→ **Exercise aim**
Draw out every line with the word "project" from the listing below.

→ **Record list**
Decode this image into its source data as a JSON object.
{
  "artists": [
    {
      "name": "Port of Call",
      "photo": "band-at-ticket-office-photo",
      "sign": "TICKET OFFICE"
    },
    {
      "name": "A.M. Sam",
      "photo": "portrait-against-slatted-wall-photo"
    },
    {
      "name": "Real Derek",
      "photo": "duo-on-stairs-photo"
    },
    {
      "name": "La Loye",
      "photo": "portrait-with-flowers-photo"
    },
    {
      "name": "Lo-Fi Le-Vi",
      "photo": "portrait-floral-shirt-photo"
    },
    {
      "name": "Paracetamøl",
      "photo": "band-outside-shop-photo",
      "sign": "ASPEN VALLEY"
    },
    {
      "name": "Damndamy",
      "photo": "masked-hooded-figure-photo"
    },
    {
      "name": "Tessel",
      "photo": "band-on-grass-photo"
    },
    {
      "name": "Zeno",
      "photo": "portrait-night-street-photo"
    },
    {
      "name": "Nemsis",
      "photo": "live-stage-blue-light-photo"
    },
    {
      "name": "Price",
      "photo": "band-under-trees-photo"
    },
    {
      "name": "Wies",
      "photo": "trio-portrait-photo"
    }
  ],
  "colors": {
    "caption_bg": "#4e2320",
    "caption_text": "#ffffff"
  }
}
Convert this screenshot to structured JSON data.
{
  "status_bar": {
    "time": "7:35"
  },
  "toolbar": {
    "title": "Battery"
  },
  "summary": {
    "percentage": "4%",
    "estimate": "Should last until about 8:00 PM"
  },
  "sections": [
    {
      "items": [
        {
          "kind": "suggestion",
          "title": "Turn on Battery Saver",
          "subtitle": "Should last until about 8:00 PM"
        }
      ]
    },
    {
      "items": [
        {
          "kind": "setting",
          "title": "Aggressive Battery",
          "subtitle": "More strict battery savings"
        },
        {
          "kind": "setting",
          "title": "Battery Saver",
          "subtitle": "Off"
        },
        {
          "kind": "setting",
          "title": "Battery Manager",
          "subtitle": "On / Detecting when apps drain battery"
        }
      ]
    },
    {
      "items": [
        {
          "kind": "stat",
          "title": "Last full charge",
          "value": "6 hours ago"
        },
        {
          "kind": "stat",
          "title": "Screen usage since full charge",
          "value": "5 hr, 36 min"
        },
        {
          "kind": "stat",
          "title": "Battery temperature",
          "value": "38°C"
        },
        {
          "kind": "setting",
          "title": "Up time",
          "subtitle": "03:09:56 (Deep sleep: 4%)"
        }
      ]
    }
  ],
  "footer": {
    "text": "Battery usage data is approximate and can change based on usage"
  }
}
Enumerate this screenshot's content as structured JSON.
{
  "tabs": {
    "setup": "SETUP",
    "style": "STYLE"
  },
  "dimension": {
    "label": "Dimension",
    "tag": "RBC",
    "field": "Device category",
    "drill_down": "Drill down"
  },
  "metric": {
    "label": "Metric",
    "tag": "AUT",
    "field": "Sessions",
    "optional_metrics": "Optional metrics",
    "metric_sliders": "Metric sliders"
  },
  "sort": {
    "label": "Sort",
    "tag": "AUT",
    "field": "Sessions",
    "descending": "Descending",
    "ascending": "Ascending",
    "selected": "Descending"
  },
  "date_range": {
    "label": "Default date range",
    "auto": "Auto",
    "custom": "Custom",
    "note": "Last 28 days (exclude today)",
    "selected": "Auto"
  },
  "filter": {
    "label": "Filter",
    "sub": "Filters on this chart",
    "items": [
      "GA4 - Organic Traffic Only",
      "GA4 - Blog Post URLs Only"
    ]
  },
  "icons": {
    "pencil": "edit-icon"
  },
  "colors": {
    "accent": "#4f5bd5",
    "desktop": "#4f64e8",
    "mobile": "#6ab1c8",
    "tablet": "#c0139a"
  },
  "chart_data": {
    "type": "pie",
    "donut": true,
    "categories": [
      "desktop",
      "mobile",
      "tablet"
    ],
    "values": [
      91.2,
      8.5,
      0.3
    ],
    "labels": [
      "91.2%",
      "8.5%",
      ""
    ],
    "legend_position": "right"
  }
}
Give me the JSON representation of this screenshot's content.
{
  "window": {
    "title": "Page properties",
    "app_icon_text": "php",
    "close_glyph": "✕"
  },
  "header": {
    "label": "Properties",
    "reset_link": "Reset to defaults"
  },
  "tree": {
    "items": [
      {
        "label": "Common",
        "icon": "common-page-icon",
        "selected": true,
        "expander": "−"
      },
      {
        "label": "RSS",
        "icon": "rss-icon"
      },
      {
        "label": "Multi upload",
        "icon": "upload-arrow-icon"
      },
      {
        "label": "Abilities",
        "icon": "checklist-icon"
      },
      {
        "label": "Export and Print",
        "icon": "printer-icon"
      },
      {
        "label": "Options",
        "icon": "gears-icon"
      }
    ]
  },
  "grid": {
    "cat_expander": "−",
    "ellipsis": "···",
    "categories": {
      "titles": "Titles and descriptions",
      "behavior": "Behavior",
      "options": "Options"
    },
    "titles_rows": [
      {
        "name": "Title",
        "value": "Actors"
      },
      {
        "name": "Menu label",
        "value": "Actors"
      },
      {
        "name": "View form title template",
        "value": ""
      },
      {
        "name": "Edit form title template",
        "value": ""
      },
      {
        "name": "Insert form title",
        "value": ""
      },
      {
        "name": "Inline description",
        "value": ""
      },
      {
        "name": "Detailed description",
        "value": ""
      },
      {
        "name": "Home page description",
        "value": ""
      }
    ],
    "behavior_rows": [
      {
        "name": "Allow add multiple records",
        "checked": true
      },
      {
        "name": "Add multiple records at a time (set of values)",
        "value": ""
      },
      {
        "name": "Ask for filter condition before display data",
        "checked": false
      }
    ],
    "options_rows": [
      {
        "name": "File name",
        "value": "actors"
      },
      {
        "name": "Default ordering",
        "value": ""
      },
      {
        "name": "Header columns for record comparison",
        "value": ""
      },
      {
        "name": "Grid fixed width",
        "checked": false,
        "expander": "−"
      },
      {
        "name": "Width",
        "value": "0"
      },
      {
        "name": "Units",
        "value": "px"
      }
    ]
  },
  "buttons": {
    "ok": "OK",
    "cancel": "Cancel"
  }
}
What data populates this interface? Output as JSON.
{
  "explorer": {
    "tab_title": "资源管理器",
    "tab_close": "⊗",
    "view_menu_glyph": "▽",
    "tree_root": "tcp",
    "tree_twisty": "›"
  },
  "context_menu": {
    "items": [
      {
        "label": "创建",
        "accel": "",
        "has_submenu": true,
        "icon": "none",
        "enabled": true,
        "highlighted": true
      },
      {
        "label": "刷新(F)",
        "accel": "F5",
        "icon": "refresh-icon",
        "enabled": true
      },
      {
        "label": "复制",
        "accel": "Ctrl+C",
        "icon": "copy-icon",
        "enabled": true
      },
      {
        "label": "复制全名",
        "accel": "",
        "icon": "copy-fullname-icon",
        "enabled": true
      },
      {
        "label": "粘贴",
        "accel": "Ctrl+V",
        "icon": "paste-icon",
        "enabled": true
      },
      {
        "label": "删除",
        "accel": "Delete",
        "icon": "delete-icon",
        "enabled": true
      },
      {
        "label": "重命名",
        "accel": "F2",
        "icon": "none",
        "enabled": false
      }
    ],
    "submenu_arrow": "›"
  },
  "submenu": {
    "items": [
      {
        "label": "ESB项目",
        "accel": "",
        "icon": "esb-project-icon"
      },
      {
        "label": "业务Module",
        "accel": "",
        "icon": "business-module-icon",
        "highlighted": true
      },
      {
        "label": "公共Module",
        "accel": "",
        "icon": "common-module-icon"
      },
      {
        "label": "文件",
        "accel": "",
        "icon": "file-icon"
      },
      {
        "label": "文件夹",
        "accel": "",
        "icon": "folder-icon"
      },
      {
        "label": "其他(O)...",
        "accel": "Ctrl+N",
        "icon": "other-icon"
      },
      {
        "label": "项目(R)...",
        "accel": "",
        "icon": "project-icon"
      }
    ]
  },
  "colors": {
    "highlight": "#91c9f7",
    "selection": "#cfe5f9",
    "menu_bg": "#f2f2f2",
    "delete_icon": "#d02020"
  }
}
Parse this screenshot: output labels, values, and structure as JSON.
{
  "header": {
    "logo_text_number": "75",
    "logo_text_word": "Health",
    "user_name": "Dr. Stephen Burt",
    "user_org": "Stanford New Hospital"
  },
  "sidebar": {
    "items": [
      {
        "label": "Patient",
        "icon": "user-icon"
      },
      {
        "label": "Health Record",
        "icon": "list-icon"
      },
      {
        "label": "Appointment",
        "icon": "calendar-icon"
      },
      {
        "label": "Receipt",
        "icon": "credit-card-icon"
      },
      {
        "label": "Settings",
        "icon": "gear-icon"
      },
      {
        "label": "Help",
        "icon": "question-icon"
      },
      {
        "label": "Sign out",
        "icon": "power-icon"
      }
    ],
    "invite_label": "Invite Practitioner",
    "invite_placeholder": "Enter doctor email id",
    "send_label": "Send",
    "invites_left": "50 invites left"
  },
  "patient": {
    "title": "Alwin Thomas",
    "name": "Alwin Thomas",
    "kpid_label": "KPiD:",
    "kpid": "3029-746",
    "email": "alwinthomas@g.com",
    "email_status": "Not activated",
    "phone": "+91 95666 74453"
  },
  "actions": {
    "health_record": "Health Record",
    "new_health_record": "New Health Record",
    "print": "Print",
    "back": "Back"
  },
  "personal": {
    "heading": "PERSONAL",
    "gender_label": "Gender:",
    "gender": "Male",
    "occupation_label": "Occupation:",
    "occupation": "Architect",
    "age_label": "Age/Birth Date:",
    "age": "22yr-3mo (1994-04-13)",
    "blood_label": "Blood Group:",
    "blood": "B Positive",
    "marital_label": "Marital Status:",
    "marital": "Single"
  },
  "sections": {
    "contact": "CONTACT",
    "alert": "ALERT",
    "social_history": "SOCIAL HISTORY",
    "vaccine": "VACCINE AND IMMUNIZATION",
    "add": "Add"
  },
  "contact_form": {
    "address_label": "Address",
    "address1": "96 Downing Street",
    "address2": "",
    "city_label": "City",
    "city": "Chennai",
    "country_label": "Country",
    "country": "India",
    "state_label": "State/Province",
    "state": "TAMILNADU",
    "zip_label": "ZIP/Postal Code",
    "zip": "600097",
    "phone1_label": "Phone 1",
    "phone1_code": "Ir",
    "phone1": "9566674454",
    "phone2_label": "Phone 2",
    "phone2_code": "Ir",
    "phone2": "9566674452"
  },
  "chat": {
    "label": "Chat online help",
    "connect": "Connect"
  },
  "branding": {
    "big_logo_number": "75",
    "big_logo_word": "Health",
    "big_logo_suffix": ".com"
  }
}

→ **Exercise output**
        "icon": "esb-project-icon"
        "icon": "project-icon"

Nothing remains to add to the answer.